MATERIAL TO PROCESS —
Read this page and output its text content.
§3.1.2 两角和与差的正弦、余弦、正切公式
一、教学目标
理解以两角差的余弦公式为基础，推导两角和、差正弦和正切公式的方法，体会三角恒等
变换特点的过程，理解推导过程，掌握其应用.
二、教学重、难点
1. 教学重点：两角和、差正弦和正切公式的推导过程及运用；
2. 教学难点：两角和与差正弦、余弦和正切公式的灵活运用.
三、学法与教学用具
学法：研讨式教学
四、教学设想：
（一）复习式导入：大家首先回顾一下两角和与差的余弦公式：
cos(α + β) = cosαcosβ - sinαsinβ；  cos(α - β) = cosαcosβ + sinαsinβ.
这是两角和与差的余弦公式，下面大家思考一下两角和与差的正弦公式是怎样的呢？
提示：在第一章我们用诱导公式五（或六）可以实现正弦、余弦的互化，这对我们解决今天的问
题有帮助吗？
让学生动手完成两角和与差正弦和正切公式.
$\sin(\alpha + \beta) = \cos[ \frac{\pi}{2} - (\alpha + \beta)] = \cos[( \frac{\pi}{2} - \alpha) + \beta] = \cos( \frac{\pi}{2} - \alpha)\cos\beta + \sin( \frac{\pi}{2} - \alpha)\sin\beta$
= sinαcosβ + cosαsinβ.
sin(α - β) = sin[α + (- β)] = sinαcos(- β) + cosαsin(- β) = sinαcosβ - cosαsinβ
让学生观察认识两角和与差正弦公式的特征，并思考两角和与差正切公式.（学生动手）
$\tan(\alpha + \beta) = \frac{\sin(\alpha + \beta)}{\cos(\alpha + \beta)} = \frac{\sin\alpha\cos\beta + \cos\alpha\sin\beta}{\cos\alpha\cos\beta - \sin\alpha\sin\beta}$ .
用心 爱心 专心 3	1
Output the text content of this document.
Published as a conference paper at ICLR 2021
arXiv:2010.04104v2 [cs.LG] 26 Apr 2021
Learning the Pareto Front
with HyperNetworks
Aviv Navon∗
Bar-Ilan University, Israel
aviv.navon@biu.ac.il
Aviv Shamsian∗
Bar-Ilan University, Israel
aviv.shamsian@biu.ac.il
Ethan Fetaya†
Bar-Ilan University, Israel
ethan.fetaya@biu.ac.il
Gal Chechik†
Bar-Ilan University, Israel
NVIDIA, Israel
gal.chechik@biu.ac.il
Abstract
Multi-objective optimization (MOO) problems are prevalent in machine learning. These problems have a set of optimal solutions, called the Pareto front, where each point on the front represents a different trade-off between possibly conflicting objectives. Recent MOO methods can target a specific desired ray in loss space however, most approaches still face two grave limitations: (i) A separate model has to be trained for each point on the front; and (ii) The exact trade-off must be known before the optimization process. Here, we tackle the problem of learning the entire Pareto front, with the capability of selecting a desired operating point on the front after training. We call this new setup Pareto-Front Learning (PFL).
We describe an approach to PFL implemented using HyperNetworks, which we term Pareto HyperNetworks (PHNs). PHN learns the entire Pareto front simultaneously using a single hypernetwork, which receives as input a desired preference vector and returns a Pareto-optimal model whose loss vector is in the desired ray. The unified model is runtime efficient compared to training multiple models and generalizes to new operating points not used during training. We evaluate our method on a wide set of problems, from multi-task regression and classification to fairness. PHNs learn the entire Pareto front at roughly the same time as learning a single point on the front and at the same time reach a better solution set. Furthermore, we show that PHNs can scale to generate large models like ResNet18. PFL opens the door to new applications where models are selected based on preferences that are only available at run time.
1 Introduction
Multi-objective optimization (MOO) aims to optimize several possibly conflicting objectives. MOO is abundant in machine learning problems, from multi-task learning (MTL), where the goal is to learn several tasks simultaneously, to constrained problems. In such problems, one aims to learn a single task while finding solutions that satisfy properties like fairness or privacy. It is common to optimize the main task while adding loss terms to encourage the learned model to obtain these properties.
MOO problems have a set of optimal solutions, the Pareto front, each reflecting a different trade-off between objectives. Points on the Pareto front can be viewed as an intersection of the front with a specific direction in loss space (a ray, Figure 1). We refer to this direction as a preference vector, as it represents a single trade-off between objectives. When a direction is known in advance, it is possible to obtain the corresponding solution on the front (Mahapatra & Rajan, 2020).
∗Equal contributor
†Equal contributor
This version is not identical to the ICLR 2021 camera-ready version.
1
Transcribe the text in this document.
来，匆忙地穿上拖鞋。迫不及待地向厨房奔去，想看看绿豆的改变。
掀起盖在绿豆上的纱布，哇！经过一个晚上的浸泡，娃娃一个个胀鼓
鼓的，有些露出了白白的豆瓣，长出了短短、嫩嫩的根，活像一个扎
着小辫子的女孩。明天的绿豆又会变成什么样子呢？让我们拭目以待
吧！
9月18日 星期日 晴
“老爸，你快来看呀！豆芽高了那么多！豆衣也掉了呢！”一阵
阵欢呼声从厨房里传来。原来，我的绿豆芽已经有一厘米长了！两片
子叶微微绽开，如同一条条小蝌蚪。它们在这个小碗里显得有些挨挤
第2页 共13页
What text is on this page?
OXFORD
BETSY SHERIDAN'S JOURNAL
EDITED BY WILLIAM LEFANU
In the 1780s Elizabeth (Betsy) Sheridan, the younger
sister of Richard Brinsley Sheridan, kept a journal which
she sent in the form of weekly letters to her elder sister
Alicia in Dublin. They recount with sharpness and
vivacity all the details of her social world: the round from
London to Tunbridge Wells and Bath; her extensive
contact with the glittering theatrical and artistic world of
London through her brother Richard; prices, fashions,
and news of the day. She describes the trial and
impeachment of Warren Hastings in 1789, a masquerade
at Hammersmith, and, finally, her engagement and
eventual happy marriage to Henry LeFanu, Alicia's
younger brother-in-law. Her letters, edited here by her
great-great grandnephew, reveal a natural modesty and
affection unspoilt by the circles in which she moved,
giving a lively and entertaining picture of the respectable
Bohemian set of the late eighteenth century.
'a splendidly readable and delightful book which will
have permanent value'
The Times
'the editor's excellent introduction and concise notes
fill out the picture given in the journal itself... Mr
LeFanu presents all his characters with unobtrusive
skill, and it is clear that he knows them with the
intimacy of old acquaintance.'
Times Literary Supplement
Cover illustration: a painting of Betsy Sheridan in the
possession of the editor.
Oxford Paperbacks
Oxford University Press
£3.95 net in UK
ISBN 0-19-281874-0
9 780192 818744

REQUEST — State how many lines of the listing above include the word "brother". Give nothing but the number.

RESPONSE TO THE EXERCISE — 2